### TASK A
Reproduce the listing verbatim, starting at its first line and ending after the line that contains "- Legend: PDAC".

Single by Black Veil Brides

from the album Set the World on Fire
- Released: June 3, 2011
- Recorded: 2011
- Genre: Heavy metal; metalcore; glam metal; post-hardcore;
- Length: 4:40
- Label: Lava; Universal Republic;
- Songwriter: Black Veil Brides
- Producers: Josh Abraham; Lucian Walker;

Black Veil Brides singles chronology
| "Fallen Angels" (2011) | "The Legacy" (2011) | "Rebel Love Song" (2011) |

Audio sample
- The Legacyfile; help;

= The Legacy (song) =

"The Legacy" is the fourth single by American rock band Black Veil Brides, and the second single from their second album Set the World on Fire.
It was leaked on YouTube May 29 from an online radio site. It is also their first charting single, peaking at #28 on the Hot Mainstream Rock Tracks chart. The song is about the band leaving a legacy that will change the world. As lead vocalist Andy put it, "In life, everyone wants to leave a legacy. This song is about when we first started touring together as a band and the absolute love and devotion we have received from the BVB Army. Together we have created something amazing. This will be our Legacy."

### TASK B
Using the article on "The Legacy," answer these:
(i) What length is given for the track?
(ii) Which chart did the song reach, and at what peak position?
(iii) Where was the song leaked on May 29?

Part of a data file:

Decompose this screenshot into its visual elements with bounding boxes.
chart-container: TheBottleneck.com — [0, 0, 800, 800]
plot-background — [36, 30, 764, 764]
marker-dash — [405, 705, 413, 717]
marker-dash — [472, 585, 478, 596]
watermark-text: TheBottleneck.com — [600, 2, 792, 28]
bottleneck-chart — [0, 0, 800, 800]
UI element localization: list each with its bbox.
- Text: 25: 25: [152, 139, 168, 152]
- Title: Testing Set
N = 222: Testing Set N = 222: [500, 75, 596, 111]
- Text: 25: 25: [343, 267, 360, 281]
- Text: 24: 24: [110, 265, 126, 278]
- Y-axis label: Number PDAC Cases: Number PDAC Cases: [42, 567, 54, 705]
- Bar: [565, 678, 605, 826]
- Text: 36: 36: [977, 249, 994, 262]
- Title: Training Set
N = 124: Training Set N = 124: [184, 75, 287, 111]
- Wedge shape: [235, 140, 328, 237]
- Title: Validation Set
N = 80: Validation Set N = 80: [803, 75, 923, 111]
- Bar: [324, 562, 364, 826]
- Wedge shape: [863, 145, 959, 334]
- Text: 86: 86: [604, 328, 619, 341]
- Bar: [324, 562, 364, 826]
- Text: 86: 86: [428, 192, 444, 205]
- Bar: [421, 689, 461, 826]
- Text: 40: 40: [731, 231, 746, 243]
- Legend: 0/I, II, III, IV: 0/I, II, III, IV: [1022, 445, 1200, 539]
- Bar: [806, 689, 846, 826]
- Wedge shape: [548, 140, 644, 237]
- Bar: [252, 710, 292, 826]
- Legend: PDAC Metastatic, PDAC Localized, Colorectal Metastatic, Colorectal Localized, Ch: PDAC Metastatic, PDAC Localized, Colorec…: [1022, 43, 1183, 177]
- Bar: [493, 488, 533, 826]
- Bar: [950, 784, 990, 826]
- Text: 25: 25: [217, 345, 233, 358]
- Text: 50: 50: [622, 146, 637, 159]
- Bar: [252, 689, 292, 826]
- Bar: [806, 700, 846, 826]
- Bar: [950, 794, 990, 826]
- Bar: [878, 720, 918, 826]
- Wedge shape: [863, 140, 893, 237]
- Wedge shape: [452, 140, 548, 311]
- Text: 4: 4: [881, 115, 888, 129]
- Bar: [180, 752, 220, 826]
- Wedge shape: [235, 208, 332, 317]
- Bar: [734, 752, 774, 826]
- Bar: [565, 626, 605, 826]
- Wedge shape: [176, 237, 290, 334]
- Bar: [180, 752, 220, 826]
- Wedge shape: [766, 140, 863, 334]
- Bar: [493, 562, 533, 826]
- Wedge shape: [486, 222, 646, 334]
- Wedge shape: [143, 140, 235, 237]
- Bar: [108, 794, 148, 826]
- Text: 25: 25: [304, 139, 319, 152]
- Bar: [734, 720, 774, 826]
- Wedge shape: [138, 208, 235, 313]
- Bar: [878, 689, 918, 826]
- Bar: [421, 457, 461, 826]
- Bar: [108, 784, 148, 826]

### RESULT A
Decompose this screenshot into its visual elements with bounding boxes.
chart-container: TheBottleneck.com — [0, 0, 800, 800]
plot-background — [36, 30, 764, 764]
marker-dash — [405, 705, 413, 717]
marker-dash — [472, 585, 478, 596]
watermark-text: TheBottleneck.com — [600, 2, 792, 28]
bottleneck-chart — [0, 0, 800, 800]
UI element localization: list each with its bbox.
- Text: 25: 25: [152, 139, 168, 152]
- Title: Testing Set
N = 222: Testing Set N = 222: [500, 75, 596, 111]
- Text: 25: 25: [343, 267, 360, 281]
- Text: 24: 24: [110, 265, 126, 278]
- Y-axis label: Number PDAC Cases: Number PDAC Cases: [42, 567, 54, 705]
- Bar: [565, 678, 605, 826]
- Text: 36: 36: [977, 249, 994, 262]
- Title: Training Set
N = 124: Training Set N = 124: [184, 75, 287, 111]
- Wedge shape: [235, 140, 328, 237]
- Title: Validation Set
N = 80: Validation Set N = 80: [803, 75, 923, 111]
- Bar: [324, 562, 364, 826]
- Wedge shape: [863, 145, 959, 334]
- Text: 86: 86: [604, 328, 619, 341]
- Bar: [324, 562, 364, 826]
- Text: 86: 86: [428, 192, 444, 205]
- Bar: [421, 689, 461, 826]
- Text: 40: 40: [731, 231, 746, 243]
- Legend: 0/I, II, III, IV: 0/I, II, III, IV: [1022, 445, 1200, 539]
- Bar: [806, 689, 846, 826]
- Wedge shape: [548, 140, 644, 237]
- Bar: [252, 710, 292, 826]
- Legend: PDAC Metastatic, PDAC Localized, Colorectal Metastatic, Colorectal Localized, Ch: PDAC Metastatic, PDAC Localized, Colorec…: [1022, 43, 1183, 177]

### RESULT B
(i) 4:40
(ii) The Hot Mainstream Rock Tracks chart, peaking at #28
(iii) On YouTube, from an online radio site